- Short exercise -
Pick every line from the data that holds the word "name".

[start Records for the exercise]

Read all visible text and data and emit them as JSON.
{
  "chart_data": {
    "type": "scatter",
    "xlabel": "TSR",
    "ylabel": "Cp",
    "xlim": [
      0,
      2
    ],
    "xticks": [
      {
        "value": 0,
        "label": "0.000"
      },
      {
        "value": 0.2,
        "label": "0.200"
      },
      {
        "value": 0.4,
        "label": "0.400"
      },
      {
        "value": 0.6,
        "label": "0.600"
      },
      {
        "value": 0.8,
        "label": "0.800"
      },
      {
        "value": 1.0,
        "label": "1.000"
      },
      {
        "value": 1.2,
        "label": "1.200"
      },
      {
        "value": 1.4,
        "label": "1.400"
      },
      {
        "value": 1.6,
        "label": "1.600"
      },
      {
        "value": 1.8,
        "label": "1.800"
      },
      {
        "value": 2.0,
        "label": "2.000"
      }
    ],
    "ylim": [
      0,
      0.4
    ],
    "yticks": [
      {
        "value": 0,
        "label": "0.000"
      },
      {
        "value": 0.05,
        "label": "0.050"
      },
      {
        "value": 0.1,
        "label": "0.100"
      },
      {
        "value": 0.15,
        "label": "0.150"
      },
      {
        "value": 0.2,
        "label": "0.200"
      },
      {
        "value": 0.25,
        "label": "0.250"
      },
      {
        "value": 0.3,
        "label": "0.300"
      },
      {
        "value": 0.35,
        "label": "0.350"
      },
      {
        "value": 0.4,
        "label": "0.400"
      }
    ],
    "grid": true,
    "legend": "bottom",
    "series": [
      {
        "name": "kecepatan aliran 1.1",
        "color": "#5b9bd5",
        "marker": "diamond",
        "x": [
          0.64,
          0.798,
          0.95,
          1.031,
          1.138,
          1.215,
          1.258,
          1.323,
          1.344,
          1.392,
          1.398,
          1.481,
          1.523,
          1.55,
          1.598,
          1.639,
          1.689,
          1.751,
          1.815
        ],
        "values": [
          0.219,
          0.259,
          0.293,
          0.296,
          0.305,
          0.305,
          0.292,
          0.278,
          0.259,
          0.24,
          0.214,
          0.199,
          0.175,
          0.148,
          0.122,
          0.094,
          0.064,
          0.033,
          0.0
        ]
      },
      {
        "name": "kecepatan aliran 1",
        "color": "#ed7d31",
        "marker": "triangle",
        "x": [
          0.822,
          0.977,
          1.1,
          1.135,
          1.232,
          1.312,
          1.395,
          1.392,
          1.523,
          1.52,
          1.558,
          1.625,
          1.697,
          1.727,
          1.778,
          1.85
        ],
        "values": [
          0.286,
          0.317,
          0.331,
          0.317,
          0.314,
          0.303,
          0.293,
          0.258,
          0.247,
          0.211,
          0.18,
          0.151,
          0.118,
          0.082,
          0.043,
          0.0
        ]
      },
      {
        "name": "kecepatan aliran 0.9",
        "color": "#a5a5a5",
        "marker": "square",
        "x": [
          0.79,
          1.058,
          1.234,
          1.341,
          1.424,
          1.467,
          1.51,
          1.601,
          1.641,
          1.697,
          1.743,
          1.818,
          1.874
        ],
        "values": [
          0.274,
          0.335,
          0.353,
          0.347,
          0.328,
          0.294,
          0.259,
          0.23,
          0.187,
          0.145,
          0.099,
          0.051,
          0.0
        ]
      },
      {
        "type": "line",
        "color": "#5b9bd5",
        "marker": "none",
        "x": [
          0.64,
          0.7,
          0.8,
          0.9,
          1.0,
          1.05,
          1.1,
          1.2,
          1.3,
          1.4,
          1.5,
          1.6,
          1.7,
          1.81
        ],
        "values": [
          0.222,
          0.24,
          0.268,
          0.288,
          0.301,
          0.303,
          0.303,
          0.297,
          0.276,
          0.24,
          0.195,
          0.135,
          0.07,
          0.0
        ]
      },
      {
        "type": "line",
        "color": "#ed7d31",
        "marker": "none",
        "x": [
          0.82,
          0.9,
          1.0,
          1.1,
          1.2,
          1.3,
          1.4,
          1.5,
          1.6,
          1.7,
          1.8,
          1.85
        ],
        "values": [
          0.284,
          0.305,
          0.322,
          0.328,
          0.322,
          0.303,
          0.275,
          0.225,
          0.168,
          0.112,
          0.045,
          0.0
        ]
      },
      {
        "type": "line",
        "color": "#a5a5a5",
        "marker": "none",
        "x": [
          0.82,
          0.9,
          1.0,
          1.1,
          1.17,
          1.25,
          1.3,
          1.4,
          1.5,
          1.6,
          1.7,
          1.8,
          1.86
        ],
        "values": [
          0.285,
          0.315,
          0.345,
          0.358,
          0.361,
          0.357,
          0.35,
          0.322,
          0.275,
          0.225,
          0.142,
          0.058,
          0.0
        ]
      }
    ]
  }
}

[end Records for the exercise]

- Exercise output -
        "name": "kecepatan aliran 1.1",
        "name": "kecepatan aliran 1",
        "name": "kecepatan aliran 0.9",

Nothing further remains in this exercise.